INSTRUCTIONS TO FOLLOW: Below are some records; give them all again exactly, but not the pictures.

DATASET EXTRACT:
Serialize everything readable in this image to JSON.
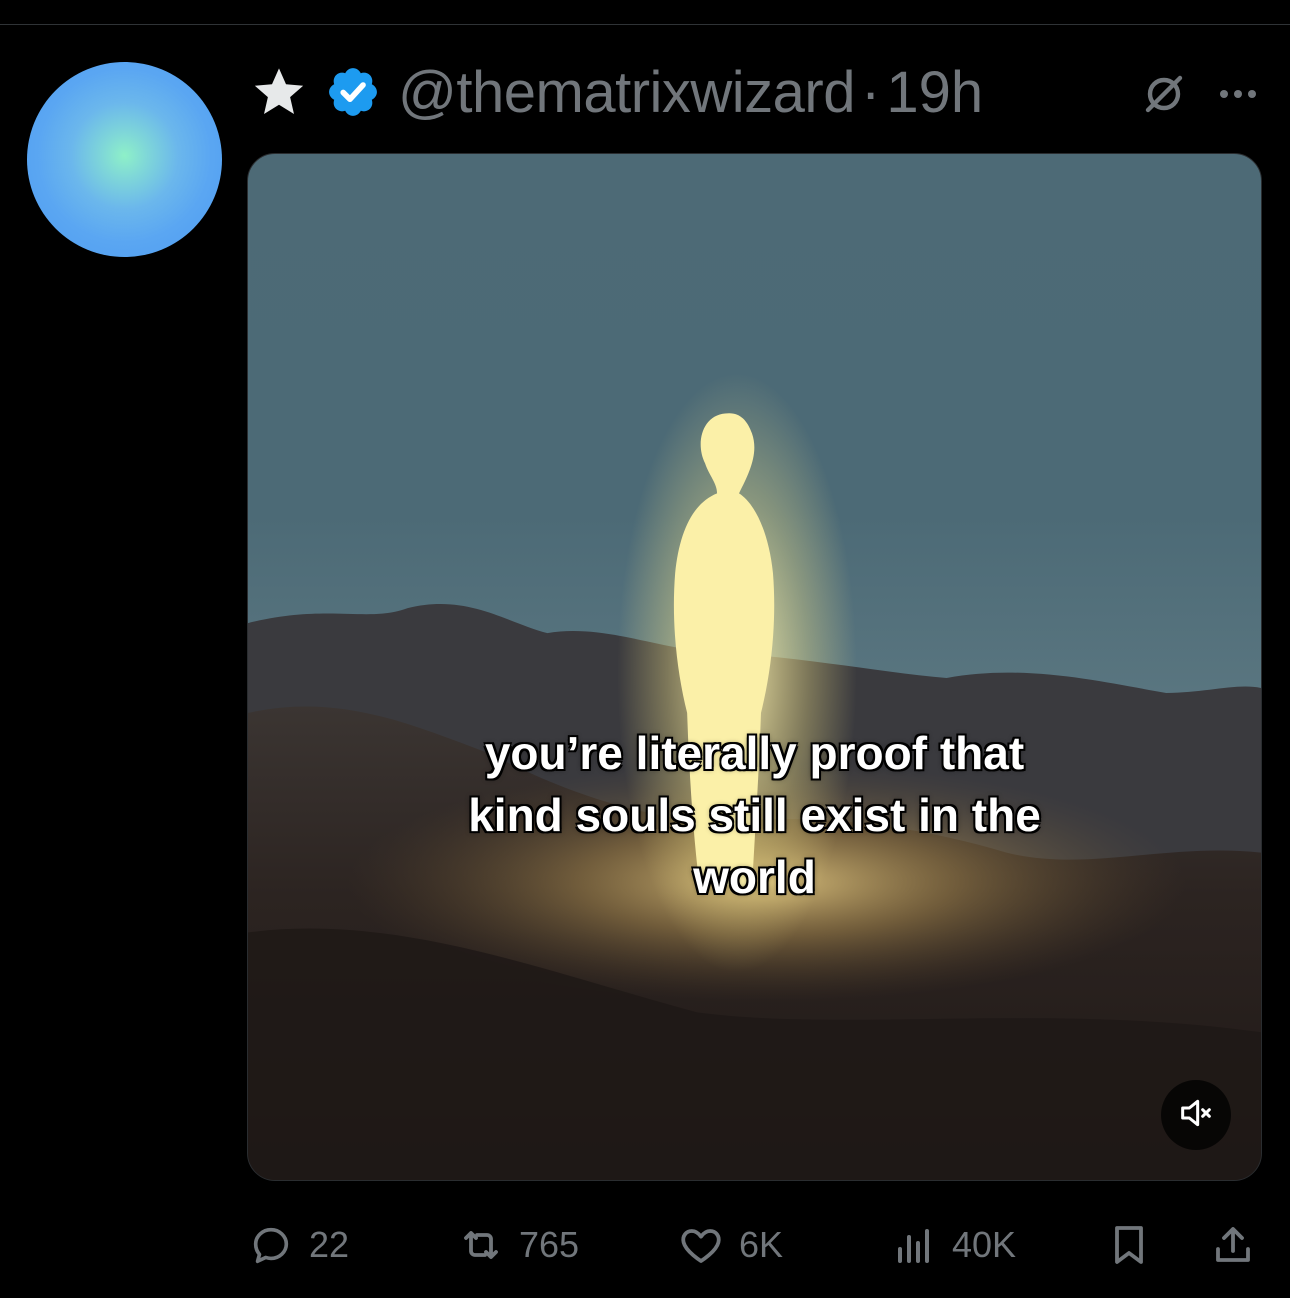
{
  "tweet": {
    "handle": "@thematrixwizard",
    "separator": "·",
    "time": "19h",
    "media": {
      "caption": "you’re literally proof that kind souls still exist in the world"
    },
    "stats": {
      "replies": "22",
      "reposts": "765",
      "likes": "6K",
      "views": "40K"
    }
  },
  "colors": {
    "background": "#000000",
    "muted_text": "#71767b",
    "verified_blue": "#1d9bf0"
  },
  "icons": [
    "star-icon",
    "verified-icon",
    "grok-icon",
    "more-icon",
    "mute-icon",
    "reply-icon",
    "repost-icon",
    "like-icon",
    "views-icon",
    "bookmark-icon",
    "share-icon"
  ]
}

WRITTEN ANSWER:
Serialize everything readable in this image to JSON.
{
  "tweet": {
    "handle": "@thematrixwizard",
    "separator": "·",
    "time": "19h",
    "media": {
      "caption": "you’re literally proof that kind souls still exist in the world"
    },
    "stats": {
      "replies": "22",
      "reposts": "765",
      "likes": "6K",
      "views": "40K"
    }
  },
  "colors": {
    "background": "#000000",
    "muted_text": "#71767b",
    "verified_blue": "#1d9bf0"
  },
  "icons": [
    "star-icon",
    "verified-icon",
    "grok-icon",
    "more-icon",
    "mute-icon",
    "reply-icon",
    "repost-icon",
    "like-icon",
    "views-icon",
    "bookmark-icon",
    "share-icon"
  ]
}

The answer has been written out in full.